→ Exercise brief: Retype the material below. Keep every word exactly as it is.
________________________________________
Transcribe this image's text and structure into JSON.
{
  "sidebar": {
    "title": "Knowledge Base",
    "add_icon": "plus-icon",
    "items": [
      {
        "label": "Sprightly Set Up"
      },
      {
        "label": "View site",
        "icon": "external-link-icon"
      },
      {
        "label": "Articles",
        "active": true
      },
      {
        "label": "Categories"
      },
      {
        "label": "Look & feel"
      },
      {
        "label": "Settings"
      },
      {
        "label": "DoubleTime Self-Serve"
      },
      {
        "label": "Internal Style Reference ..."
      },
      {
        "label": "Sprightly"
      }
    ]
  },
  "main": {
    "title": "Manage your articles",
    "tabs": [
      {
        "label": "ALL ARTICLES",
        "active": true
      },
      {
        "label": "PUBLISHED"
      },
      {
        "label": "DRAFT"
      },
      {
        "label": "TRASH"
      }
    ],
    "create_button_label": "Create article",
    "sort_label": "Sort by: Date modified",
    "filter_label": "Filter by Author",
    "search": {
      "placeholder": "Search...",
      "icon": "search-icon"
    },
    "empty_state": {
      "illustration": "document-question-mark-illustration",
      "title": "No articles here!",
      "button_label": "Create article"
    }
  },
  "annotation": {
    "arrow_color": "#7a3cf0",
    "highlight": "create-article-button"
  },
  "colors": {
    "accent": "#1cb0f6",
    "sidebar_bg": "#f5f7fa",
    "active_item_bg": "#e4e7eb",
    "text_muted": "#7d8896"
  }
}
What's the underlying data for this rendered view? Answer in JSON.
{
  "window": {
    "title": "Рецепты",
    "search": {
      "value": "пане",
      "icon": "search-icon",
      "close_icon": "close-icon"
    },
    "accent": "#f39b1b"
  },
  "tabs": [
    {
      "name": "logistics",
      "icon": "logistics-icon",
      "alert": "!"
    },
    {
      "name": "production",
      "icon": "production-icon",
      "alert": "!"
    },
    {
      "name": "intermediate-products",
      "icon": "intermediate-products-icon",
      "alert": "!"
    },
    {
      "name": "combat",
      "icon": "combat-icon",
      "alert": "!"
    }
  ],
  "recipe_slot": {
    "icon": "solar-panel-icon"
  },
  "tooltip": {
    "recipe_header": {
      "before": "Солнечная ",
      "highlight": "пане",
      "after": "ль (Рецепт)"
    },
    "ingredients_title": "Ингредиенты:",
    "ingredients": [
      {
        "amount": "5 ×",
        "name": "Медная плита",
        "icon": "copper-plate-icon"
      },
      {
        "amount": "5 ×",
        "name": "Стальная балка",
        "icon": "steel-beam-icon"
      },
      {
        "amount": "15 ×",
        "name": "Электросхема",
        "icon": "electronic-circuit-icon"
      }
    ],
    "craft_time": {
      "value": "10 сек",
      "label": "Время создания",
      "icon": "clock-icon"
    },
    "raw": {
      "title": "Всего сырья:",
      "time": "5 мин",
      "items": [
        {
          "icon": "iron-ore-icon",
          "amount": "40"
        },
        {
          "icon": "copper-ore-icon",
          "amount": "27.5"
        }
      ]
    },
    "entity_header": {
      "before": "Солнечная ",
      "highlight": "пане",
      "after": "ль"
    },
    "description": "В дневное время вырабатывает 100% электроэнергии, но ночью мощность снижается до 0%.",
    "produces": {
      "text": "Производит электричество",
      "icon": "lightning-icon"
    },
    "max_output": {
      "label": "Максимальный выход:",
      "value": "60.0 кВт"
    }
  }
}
________________________________________
→ Final answer:
Transcribe this image's text and structure into JSON.
{
  "sidebar": {
    "title": "Knowledge Base",
    "add_icon": "plus-icon",
    "items": [
      {
        "label": "Sprightly Set Up"
      },
      {
        "label": "View site",
        "icon": "external-link-icon"
      },
      {
        "label": "Articles",
        "active": true
      },
      {
        "label": "Categories"
      },
      {
        "label": "Look & feel"
      },
      {
        "label": "Settings"
      },
      {
        "label": "DoubleTime Self-Serve"
      },
      {
        "label": "Internal Style Reference ..."
      },
      {
        "label": "Sprightly"
      }
    ]
  },
  "main": {
    "title": "Manage your articles",
    "tabs": [
      {
        "label": "ALL ARTICLES",
        "active": true
      },
      {
        "label": "PUBLISHED"
      },
      {
        "label": "DRAFT"
      },
      {
        "label": "TRASH"
      }
    ],
    "create_button_label": "Create article",
    "sort_label": "Sort by: Date modified",
    "filter_label": "Filter by Author",
    "search": {
      "placeholder": "Search...",
      "icon": "search-icon"
    },
    "empty_state": {
      "illustration": "document-question-mark-illustration",
      "title": "No articles here!",
      "button_label": "Create article"
    }
  },
  "annotation": {
    "arrow_color": "#7a3cf0",
    "highlight": "create-article-button"
  },
  "colors": {
    "accent": "#1cb0f6",
    "sidebar_bg": "#f5f7fa",
    "active_item_bg": "#e4e7eb",
    "text_muted": "#7d8896"
  }
}
What's the underlying data for this rendered view? Answer in JSON.
{
  "window": {
    "title": "Рецепты",
    "search": {
      "value": "пане",
      "icon": "search-icon",
      "close_icon": "close-icon"
    },
    "accent": "#f39b1b"
  },
  "tabs": [
    {
      "name": "logistics",
      "icon": "logistics-icon",
      "alert": "!"
    },
    {
      "name": "production",
      "icon": "production-icon",
      "alert": "!"
    },
    {
      "name": "intermediate-products",
      "icon": "intermediate-products-icon",
      "alert": "!"
    },
    {
      "name": "combat",
      "icon": "combat-icon",
      "alert": "!"
    }
  ],
  "recipe_slot": {
    "icon": "solar-panel-icon"
  },
  "tooltip": {
    "recipe_header": {
      "before": "Солнечная ",
      "highlight": "пане",
      "after": "ль (Рецепт)"
    },
    "ingredients_title": "Ингредиенты:",
    "ingredients": [
      {
        "amount": "5 ×",
        "name": "Медная плита",
        "icon": "copper-plate-icon"
      },
      {
        "amount": "5 ×",
        "name": "Стальная балка",
        "icon": "steel-beam-icon"
      },
      {
        "amount": "15 ×",
        "name": "Электросхема",
        "icon": "electronic-circuit-icon"
      }
    ],
    "craft_time": {
      "value": "10 сек",
      "label": "Время создания",
      "icon": "clock-icon"
    },
    "raw": {
      "title": "Всего сырья:",
      "time": "5 мин",
      "items": [
        {
          "icon": "iron-ore-icon",
          "amount": "40"
        },
        {
          "icon": "copper-ore-icon",
          "amount": "27.5"
        }
      ]
    },
    "entity_header": {
      "before": "Солнечная ",
      "highlight": "пане",
      "after": "ль"
    },
    "description": "В дневное время вырабатывает 100% электроэнергии, но ночью мощность снижается до 0%.",
    "produces": {
      "text": "Производит электричество",
      "icon": "lightning-icon"
    },
    "max_output": {
      "label": "Максимальный выход:",
      "value": "60.0 кВт"
    }
  }
}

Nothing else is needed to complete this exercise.